# Written request:
Give back the full listing, character for character, with no pictures.

# Input rows:
━━━━━━━━━━

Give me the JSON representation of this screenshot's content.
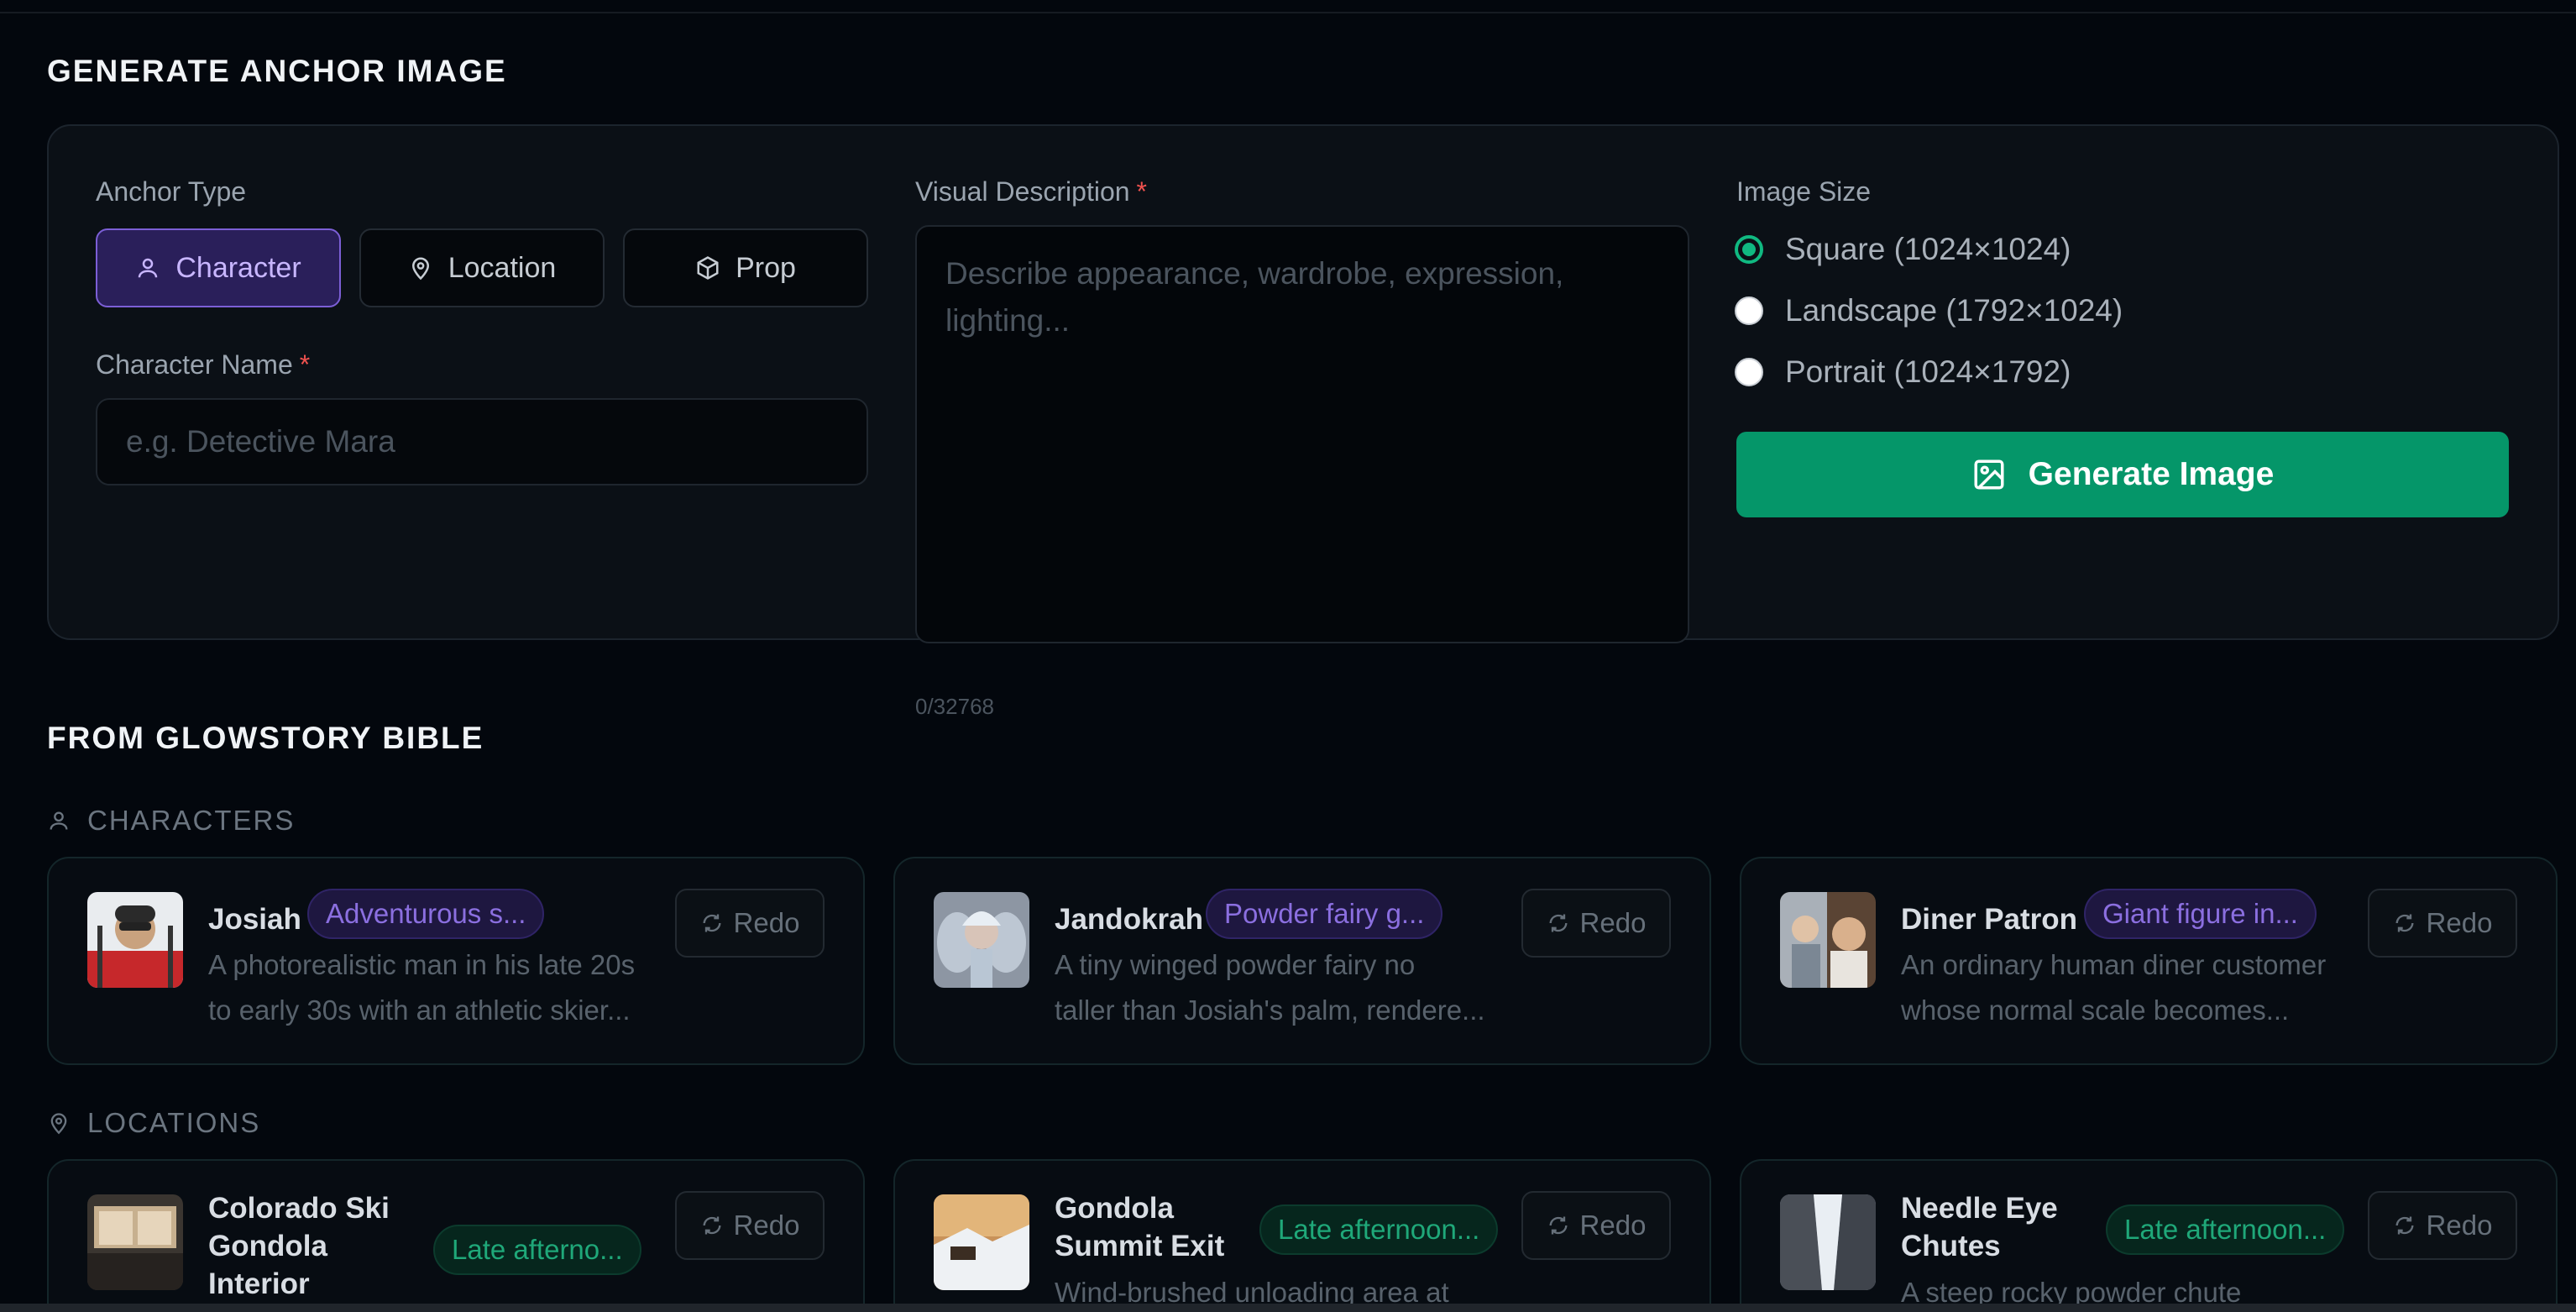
{
  "generate": {
    "title": "GENERATE ANCHOR IMAGE",
    "anchor_type_label": "Anchor Type",
    "types": [
      "Character",
      "Location",
      "Prop"
    ],
    "active_type": "Character",
    "name_label": "Character Name",
    "name_placeholder": "e.g. Detective Mara",
    "required_mark": "*",
    "desc_label": "Visual Description",
    "desc_placeholder": "Describe appearance, wardrobe, expression, lighting...",
    "counter": "0/32768",
    "size_label": "Image Size",
    "sizes": [
      "Square (1024×1024)",
      "Landscape (1792×1024)",
      "Portrait (1024×1792)"
    ],
    "selected_size": "Square (1024×1024)",
    "generate_button": "Generate Image"
  },
  "bible": {
    "title": "FROM GLOWSTORY BIBLE",
    "characters_label": "CHARACTERS",
    "locations_label": "LOCATIONS",
    "redo_label": "Redo",
    "characters": [
      {
        "name": "Josiah",
        "badge": "Adventurous s...",
        "desc1": "A photorealistic man in his late 20s",
        "desc2": "to early 30s with an athletic skier..."
      },
      {
        "name": "Jandokrah",
        "badge": "Powder fairy g...",
        "desc1": "A tiny winged powder fairy no",
        "desc2": "taller than Josiah's palm, rendere..."
      },
      {
        "name": "Diner Patron",
        "badge": "Giant figure in...",
        "desc1": "An ordinary human diner customer",
        "desc2": "whose normal scale becomes..."
      }
    ],
    "locations": [
      {
        "name1": "Colorado Ski",
        "name2": "Gondola",
        "name3": "Interior",
        "badge": "Late afterno...",
        "desc1": ""
      },
      {
        "name1": "Gondola",
        "name2": "Summit Exit",
        "name3": "",
        "badge": "Late afternoon...",
        "desc1": "Wind-brushed unloading area at"
      },
      {
        "name1": "Needle Eye",
        "name2": "Chutes",
        "name3": "",
        "badge": "Late afternoon...",
        "desc1": "A steep rocky powder chute"
      }
    ]
  },
  "colors": {
    "accent_purple": "#7c5fd6",
    "accent_green": "#059669",
    "background": "#03070d"
  },
  "icons": {
    "character": "person-icon",
    "location": "map-pin-icon",
    "prop": "box-icon",
    "generate": "image-icon",
    "redo": "refresh-icon"
  }
}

━━━━━━━━━━

# Solution to this problem:
Give me the JSON representation of this screenshot's content.
{
  "generate": {
    "title": "GENERATE ANCHOR IMAGE",
    "anchor_type_label": "Anchor Type",
    "types": [
      "Character",
      "Location",
      "Prop"
    ],
    "active_type": "Character",
    "name_label": "Character Name",
    "name_placeholder": "e.g. Detective Mara",
    "required_mark": "*",
    "desc_label": "Visual Description",
    "desc_placeholder": "Describe appearance, wardrobe, expression, lighting...",
    "counter": "0/32768",
    "size_label": "Image Size",
    "sizes": [
      "Square (1024×1024)",
      "Landscape (1792×1024)",
      "Portrait (1024×1792)"
    ],
    "selected_size": "Square (1024×1024)",
    "generate_button": "Generate Image"
  },
  "bible": {
    "title": "FROM GLOWSTORY BIBLE",
    "characters_label": "CHARACTERS",
    "locations_label": "LOCATIONS",
    "redo_label": "Redo",
    "characters": [
      {
        "name": "Josiah",
        "badge": "Adventurous s...",
        "desc1": "A photorealistic man in his late 20s",
        "desc2": "to early 30s with an athletic skier..."
      },
      {
        "name": "Jandokrah",
        "badge": "Powder fairy g...",
        "desc1": "A tiny winged powder fairy no",
        "desc2": "taller than Josiah's palm, rendere..."
      },
      {
        "name": "Diner Patron",
        "badge": "Giant figure in...",
        "desc1": "An ordinary human diner customer",
        "desc2": "whose normal scale becomes..."
      }
    ],
    "locations": [
      {
        "name1": "Colorado Ski",
        "name2": "Gondola",
        "name3": "Interior",
        "badge": "Late afterno...",
        "desc1": ""
      },
      {
        "name1": "Gondola",
        "name2": "Summit Exit",
        "name3": "",
        "badge": "Late afternoon...",
        "desc1": "Wind-brushed unloading area at"
      },
      {
        "name1": "Needle Eye",
        "name2": "Chutes",
        "name3": "",
        "badge": "Late afternoon...",
        "desc1": "A steep rocky powder chute"
      }
    ]
  },
  "colors": {
    "accent_purple": "#7c5fd6",
    "accent_green": "#059669",
    "background": "#03070d"
  },
  "icons": {
    "character": "person-icon",
    "location": "map-pin-icon",
    "prop": "box-icon",
    "generate": "image-icon",
    "redo": "refresh-icon"
  }
}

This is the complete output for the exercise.